Work to be completed
Select and copy out every line in the records containing "rules".

────────────────

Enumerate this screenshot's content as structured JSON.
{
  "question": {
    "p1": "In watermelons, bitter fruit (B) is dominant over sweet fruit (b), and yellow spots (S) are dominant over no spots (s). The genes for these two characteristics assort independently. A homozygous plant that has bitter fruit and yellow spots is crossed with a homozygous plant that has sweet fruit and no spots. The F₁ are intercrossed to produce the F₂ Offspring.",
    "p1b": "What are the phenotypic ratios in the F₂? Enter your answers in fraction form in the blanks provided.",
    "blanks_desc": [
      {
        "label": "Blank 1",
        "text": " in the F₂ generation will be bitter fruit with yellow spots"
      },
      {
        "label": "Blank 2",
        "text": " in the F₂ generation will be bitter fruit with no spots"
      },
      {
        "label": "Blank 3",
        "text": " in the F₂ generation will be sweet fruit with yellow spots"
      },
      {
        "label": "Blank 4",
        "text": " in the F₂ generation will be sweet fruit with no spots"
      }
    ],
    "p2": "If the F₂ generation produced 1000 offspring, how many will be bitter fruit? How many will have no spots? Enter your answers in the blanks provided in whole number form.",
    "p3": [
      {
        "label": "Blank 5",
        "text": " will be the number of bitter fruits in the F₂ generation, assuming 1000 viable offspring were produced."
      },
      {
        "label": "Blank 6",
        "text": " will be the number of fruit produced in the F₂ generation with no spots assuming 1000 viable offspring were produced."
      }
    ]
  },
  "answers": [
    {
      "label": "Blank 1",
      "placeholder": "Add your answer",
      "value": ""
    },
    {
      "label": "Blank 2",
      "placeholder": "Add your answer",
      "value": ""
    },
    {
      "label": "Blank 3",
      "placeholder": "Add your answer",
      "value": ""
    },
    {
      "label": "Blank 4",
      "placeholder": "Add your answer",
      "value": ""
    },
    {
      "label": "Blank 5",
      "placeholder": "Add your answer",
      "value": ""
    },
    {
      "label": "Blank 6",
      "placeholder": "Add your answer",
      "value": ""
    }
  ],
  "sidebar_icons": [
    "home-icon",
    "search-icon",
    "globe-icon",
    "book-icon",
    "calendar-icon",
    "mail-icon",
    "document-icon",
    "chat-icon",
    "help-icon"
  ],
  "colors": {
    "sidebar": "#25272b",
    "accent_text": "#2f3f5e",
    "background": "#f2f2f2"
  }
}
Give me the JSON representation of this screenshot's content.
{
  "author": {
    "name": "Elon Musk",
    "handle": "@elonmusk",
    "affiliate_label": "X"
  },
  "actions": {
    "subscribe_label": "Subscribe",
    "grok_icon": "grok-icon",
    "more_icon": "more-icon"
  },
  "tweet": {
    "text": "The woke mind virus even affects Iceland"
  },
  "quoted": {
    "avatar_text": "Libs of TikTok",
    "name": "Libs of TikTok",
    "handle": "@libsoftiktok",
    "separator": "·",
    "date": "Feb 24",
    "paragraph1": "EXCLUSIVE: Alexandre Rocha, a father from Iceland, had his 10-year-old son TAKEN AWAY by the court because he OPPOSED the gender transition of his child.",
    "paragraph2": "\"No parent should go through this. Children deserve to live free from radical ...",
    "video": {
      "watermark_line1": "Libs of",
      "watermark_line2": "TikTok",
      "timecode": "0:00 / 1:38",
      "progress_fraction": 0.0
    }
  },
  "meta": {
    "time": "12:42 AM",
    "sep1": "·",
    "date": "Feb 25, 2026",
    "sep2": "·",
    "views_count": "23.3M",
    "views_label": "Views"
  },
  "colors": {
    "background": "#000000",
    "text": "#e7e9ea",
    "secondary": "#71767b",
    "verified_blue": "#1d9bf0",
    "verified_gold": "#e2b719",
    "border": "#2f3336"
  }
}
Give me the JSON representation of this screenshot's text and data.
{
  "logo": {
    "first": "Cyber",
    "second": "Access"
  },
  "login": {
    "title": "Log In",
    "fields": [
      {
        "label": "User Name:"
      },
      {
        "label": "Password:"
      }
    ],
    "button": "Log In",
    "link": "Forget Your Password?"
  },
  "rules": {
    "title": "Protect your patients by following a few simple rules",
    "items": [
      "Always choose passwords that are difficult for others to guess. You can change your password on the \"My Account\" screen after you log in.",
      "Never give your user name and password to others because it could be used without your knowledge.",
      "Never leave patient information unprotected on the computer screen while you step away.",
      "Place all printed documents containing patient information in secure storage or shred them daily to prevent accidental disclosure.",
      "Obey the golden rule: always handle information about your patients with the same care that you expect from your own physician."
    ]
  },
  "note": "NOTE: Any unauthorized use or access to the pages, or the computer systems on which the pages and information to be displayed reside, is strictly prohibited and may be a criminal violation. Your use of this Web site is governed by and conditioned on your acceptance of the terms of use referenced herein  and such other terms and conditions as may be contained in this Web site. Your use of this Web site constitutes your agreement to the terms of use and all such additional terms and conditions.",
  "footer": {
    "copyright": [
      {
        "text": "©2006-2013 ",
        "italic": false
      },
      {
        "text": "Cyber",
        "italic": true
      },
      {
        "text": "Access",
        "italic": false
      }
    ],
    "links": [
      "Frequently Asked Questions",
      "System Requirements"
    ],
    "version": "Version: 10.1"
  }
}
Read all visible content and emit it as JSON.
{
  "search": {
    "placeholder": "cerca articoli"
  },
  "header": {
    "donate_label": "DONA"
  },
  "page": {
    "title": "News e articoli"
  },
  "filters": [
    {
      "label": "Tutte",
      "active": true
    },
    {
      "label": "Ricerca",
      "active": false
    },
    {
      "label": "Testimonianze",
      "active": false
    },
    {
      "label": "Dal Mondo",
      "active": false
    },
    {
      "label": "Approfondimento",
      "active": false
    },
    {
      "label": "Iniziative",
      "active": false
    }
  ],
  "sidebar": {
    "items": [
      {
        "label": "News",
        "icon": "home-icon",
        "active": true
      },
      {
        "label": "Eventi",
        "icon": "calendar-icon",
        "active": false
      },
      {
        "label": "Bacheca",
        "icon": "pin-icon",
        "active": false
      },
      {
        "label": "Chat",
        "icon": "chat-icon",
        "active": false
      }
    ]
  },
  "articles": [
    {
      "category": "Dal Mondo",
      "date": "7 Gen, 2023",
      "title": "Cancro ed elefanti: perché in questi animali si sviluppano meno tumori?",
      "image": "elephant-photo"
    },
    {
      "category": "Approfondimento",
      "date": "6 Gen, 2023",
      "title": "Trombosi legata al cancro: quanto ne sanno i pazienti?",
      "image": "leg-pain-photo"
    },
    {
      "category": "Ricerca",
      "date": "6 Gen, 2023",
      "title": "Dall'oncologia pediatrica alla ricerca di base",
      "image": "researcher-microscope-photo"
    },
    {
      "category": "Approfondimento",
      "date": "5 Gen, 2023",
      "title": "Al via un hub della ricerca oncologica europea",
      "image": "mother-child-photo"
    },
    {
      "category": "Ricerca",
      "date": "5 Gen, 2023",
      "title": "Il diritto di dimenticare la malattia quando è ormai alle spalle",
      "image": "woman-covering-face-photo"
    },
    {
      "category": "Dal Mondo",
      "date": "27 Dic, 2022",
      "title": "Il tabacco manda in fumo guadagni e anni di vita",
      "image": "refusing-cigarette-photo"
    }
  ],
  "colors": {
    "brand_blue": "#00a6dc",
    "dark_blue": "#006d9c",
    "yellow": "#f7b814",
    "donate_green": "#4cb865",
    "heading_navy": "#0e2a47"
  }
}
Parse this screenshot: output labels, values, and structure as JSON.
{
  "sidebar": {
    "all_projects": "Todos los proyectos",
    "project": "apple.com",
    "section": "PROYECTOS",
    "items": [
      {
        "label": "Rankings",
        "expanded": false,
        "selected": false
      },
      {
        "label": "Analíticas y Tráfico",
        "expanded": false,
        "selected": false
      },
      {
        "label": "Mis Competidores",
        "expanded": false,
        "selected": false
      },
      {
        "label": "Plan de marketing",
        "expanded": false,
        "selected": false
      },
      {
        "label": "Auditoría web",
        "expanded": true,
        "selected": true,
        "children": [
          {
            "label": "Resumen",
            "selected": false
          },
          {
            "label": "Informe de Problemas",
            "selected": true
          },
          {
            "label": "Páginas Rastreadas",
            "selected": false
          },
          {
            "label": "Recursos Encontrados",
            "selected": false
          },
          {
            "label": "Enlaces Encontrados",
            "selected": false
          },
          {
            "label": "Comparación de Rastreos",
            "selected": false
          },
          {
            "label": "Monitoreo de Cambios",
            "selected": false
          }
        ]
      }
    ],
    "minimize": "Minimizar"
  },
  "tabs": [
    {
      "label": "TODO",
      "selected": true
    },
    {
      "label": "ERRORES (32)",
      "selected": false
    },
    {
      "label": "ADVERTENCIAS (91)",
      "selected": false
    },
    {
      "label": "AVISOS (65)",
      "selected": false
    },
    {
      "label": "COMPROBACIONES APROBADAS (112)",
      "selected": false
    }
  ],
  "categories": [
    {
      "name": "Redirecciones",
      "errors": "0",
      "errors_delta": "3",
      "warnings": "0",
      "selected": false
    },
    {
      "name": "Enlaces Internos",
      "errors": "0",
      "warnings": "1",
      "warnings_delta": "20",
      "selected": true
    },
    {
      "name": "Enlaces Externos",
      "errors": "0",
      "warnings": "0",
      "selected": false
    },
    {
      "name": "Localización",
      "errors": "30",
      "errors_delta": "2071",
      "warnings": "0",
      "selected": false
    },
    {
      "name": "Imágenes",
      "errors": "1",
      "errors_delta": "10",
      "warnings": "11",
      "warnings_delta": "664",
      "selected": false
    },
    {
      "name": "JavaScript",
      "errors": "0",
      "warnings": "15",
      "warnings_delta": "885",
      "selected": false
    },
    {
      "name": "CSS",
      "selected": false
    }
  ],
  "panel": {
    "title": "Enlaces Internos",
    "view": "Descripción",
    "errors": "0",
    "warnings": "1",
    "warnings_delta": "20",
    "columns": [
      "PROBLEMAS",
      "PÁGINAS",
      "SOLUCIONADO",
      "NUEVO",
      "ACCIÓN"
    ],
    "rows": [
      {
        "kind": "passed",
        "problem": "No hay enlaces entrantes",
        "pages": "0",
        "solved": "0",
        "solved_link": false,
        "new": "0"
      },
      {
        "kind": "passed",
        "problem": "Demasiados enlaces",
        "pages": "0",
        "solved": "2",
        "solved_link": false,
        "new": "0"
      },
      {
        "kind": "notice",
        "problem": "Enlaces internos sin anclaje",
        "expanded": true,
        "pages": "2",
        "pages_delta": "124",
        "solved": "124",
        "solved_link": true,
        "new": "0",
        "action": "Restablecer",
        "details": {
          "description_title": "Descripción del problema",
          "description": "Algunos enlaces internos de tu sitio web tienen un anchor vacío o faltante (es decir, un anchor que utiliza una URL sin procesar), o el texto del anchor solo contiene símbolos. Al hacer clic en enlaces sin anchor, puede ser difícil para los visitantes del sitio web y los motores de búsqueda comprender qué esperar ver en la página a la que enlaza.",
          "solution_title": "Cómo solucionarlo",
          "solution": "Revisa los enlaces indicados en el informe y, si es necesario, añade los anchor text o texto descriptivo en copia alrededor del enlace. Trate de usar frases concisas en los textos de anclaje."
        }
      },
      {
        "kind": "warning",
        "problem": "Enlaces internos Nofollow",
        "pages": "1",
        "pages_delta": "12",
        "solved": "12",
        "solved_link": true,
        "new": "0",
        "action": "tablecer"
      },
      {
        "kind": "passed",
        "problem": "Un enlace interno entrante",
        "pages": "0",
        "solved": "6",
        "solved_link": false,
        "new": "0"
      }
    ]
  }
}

────────────────

Answer box
  "rules": {
    "title": "Protect your patients by following a few simple rules",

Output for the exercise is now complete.